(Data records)
◇ ◇ ◇ ◇

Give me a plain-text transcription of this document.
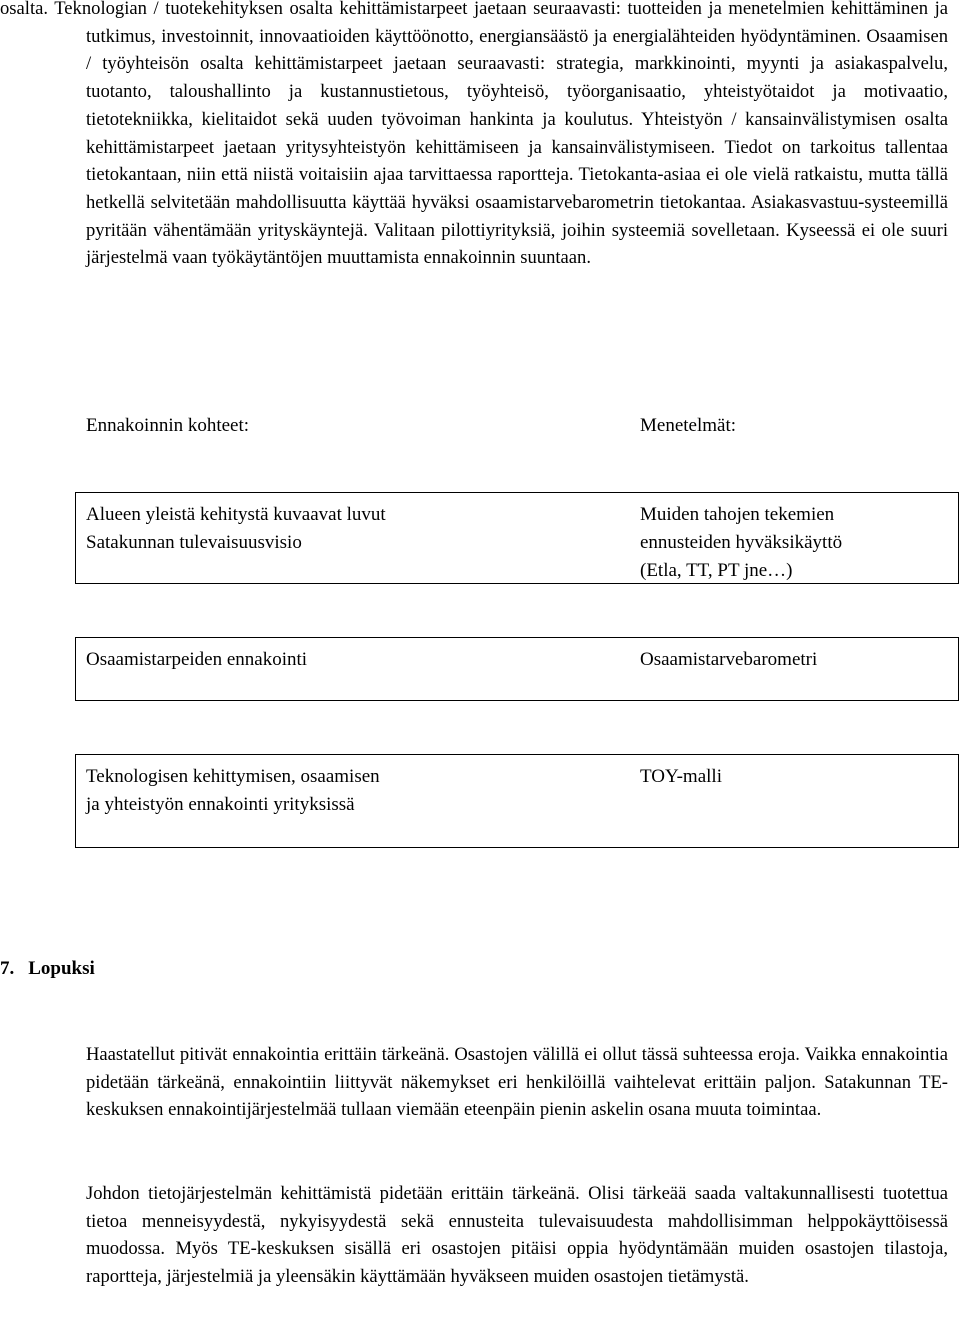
osalta. Teknologian / tuotekehityksen osalta kehittämistarpeet jaetaan seuraavasti: tuotteiden ja menetelmien kehittäminen ja tutkimus, investoinnit, innovaatioiden käyttöönotto, energiansäästö ja energialähteiden hyödyntäminen. Osaamisen / työyhteisön osalta kehittämistarpeet jaetaan seuraavasti: strategia, markkinointi, myynti ja asiakaspalvelu, tuotanto, taloushallinto ja kustannustietous, työyhteisö, työorganisaatio, yhteistyötaidot ja motivaatio, tietotekniikka, kielitaidot sekä uuden työvoiman hankinta ja koulutus. Yhteistyön / kansainvälistymisen osalta kehittämistarpeet jaetaan yritysyhteistyön kehittämiseen ja kansainvälistymiseen. Tiedot on tarkoitus tallentaa tietokantaan, niin että niistä voitaisiin ajaa tarvittaessa raportteja. Tietokanta-asiaa ei ole vielä ratkaistu, mutta tällä hetkellä selvitetään mahdollisuutta käyttää hyväksi osaamistarvebarometrin tietokantaa. Asiakasvastuu-systeemillä pyritään vähentämään yrityskäyntejä. Valitaan pilottiyrityksiä, joihin systeemiä sovelletaan. Kyseessä ei ole suuri järjestelmä vaan työkäytäntöjen muuttamista ennakoinnin suuntaan.

Ennakoinnin kohteet:	Menetelmät:
Alueen yleistä kehitystä kuvaavat luvut
Satakunnan tulevaisuusvisio
Muiden tahojen tekemien
ennusteiden hyväksikäyttö
(Etla, TT, PT jne…)
Osaamistarpeiden ennakointi	Osaamistarvebarometri
Teknologisen kehittymisen, osaamisen
ja yhteistyön ennakointi yrityksissä
TOY-malli
7. Lopuksi

Haastatellut pitivät ennakointia erittäin tärkeänä. Osastojen välillä ei ollut tässä suhteessa eroja. Vaikka ennakointia pidetään tärkeänä, ennakointiin liittyvät näkemykset eri henkilöillä vaihtelevat erittäin paljon. Satakunnan TE-keskuksen ennakointijärjestelmää tullaan viemään eteenpäin pienin askelin osana muuta toimintaa.

Johdon tietojärjestelmän kehittämistä pidetään erittäin tärkeänä. Olisi tärkeää saada valtakunnallisesti tuotettua tietoa menneisyydestä, nykyisyydestä sekä ennusteita tulevaisuudesta mahdollisimman helppokäyttöisessä muodossa. Myös TE-keskuksen sisällä eri osastojen pitäisi oppia hyödyntämään muiden osastojen tilastoja, raportteja, järjestelmiä ja yleensäkin käyttämään hyväkseen muiden osastojen tietämystä.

◇ ◇ ◇ ◇

Answer with one number only: how many lines above contain the word "tärkeänä".

2